EXERCISE REQUIREMENTS: Exactly as written, please set down all of the entries again, with no pictures.

GIVEN DATA:
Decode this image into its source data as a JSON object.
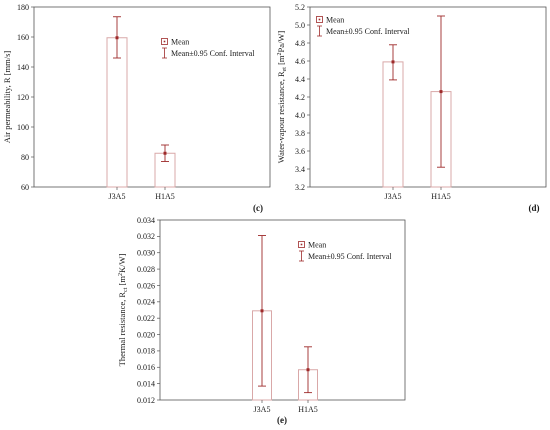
{
  "figure": {
    "colors": {
      "bar_stroke": "#d9a8a8",
      "error_bar": "#9e2a2a",
      "axis": "#555555",
      "grid": "#c8c8c8"
    }
  },
  "chart_data": [
    {
      "type": "bar",
      "panel_label": "(c)",
      "ylabel": "Air permeability, R [mm/s]",
      "categories": [
        "J3A5",
        "H1A5"
      ],
      "series": [
        {
          "name": "Mean",
          "values": [
            159.5,
            82.5
          ]
        },
        {
          "name": "Mean±0.95 Conf. Interval",
          "lower": [
            146,
            77
          ],
          "upper": [
            173.5,
            88
          ]
        }
      ],
      "yticks": [
        "60",
        "80",
        "100",
        "120",
        "140",
        "160",
        "180"
      ],
      "ylim": [
        60,
        180
      ],
      "grid": false,
      "legend": "top-right",
      "legend_entries": [
        "Mean",
        "Mean±0.95 Conf. Interval"
      ]
    },
    {
      "type": "bar",
      "panel_label": "(d)",
      "ylabel_main": "Water-vapour resistance, R",
      "ylabel_sub": "et",
      "ylabel_unit": " [m",
      "ylabel_sup": "2",
      "ylabel_tail": "Pa/W]",
      "categories": [
        "J3A5",
        "H1A5"
      ],
      "series": [
        {
          "name": "Mean",
          "values": [
            4.59,
            4.26
          ]
        },
        {
          "name": "Mean±0.95 Conf. Interval",
          "lower": [
            4.39,
            3.42
          ],
          "upper": [
            4.78,
            5.1
          ]
        }
      ],
      "yticks": [
        "3.2",
        "3.4",
        "3.6",
        "3.8",
        "4.0",
        "4.2",
        "4.4",
        "4.6",
        "4.8",
        "5.0",
        "5.2"
      ],
      "ylim": [
        3.2,
        5.2
      ],
      "grid": false,
      "legend": "top-left",
      "legend_entries": [
        "Mean",
        "Mean±0.95 Conf. Interval"
      ]
    },
    {
      "type": "bar",
      "panel_label": "(e)",
      "ylabel_main": "Thermal resistance, R",
      "ylabel_sub": "ct",
      "ylabel_unit": " [m",
      "ylabel_sup": "2",
      "ylabel_tail": "K/W]",
      "categories": [
        "J3A5",
        "H1A5"
      ],
      "series": [
        {
          "name": "Mean",
          "values": [
            0.0229,
            0.0157
          ]
        },
        {
          "name": "Mean±0.95 Conf. Interval",
          "lower": [
            0.0137,
            0.0129
          ],
          "upper": [
            0.0321,
            0.0185
          ]
        }
      ],
      "yticks": [
        "0.012",
        "0.014",
        "0.016",
        "0.018",
        "0.020",
        "0.022",
        "0.024",
        "0.026",
        "0.028",
        "0.030",
        "0.032",
        "0.034"
      ],
      "ylim": [
        0.012,
        0.034
      ],
      "grid": false,
      "legend": "top-right",
      "legend_entries": [
        "Mean",
        "Mean±0.95 Conf. Interval"
      ]
    }
  ]
}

EXERCISE OUTPUT:
Decode this image into its source data as a JSON object.
{
  "figure": {
    "colors": {
      "bar_stroke": "#d9a8a8",
      "error_bar": "#9e2a2a",
      "axis": "#555555",
      "grid": "#c8c8c8"
    }
  },
  "chart_data": [
    {
      "type": "bar",
      "panel_label": "(c)",
      "ylabel": "Air permeability, R [mm/s]",
      "categories": [
        "J3A5",
        "H1A5"
      ],
      "series": [
        {
          "name": "Mean",
          "values": [
            159.5,
            82.5
          ]
        },
        {
          "name": "Mean±0.95 Conf. Interval",
          "lower": [
            146,
            77
          ],
          "upper": [
            173.5,
            88
          ]
        }
      ],
      "yticks": [
        "60",
        "80",
        "100",
        "120",
        "140",
        "160",
        "180"
      ],
      "ylim": [
        60,
        180
      ],
      "grid": false,
      "legend": "top-right",
      "legend_entries": [
        "Mean",
        "Mean±0.95 Conf. Interval"
      ]
    },
    {
      "type": "bar",
      "panel_label": "(d)",
      "ylabel_main": "Water-vapour resistance, R",
      "ylabel_sub": "et",
      "ylabel_unit": " [m",
      "ylabel_sup": "2",
      "ylabel_tail": "Pa/W]",
      "categories": [
        "J3A5",
        "H1A5"
      ],
      "series": [
        {
          "name": "Mean",
          "values": [
            4.59,
            4.26
          ]
        },
        {
          "name": "Mean±0.95 Conf. Interval",
          "lower": [
            4.39,
            3.42
          ],
          "upper": [
            4.78,
            5.1
          ]
        }
      ],
      "yticks": [
        "3.2",
        "3.4",
        "3.6",
        "3.8",
        "4.0",
        "4.2",
        "4.4",
        "4.6",
        "4.8",
        "5.0",
        "5.2"
      ],
      "ylim": [
        3.2,
        5.2
      ],
      "grid": false,
      "legend": "top-left",
      "legend_entries": [
        "Mean",
        "Mean±0.95 Conf. Interval"
      ]
    },
    {
      "type": "bar",
      "panel_label": "(e)",
      "ylabel_main": "Thermal resistance, R",
      "ylabel_sub": "ct",
      "ylabel_unit": " [m",
      "ylabel_sup": "2",
      "ylabel_tail": "K/W]",
      "categories": [
        "J3A5",
        "H1A5"
      ],
      "series": [
        {
          "name": "Mean",
          "values": [
            0.0229,
            0.0157
          ]
        },
        {
          "name": "Mean±0.95 Conf. Interval",
          "lower": [
            0.0137,
            0.0129
          ],
          "upper": [
            0.0321,
            0.0185
          ]
        }
      ],
      "yticks": [
        "0.012",
        "0.014",
        "0.016",
        "0.018",
        "0.020",
        "0.022",
        "0.024",
        "0.026",
        "0.028",
        "0.030",
        "0.032",
        "0.034"
      ],
      "ylim": [
        0.012,
        0.034
      ],
      "grid": false,
      "legend": "top-right",
      "legend_entries": [
        "Mean",
        "Mean±0.95 Conf. Interval"
      ]
    }
  ]
}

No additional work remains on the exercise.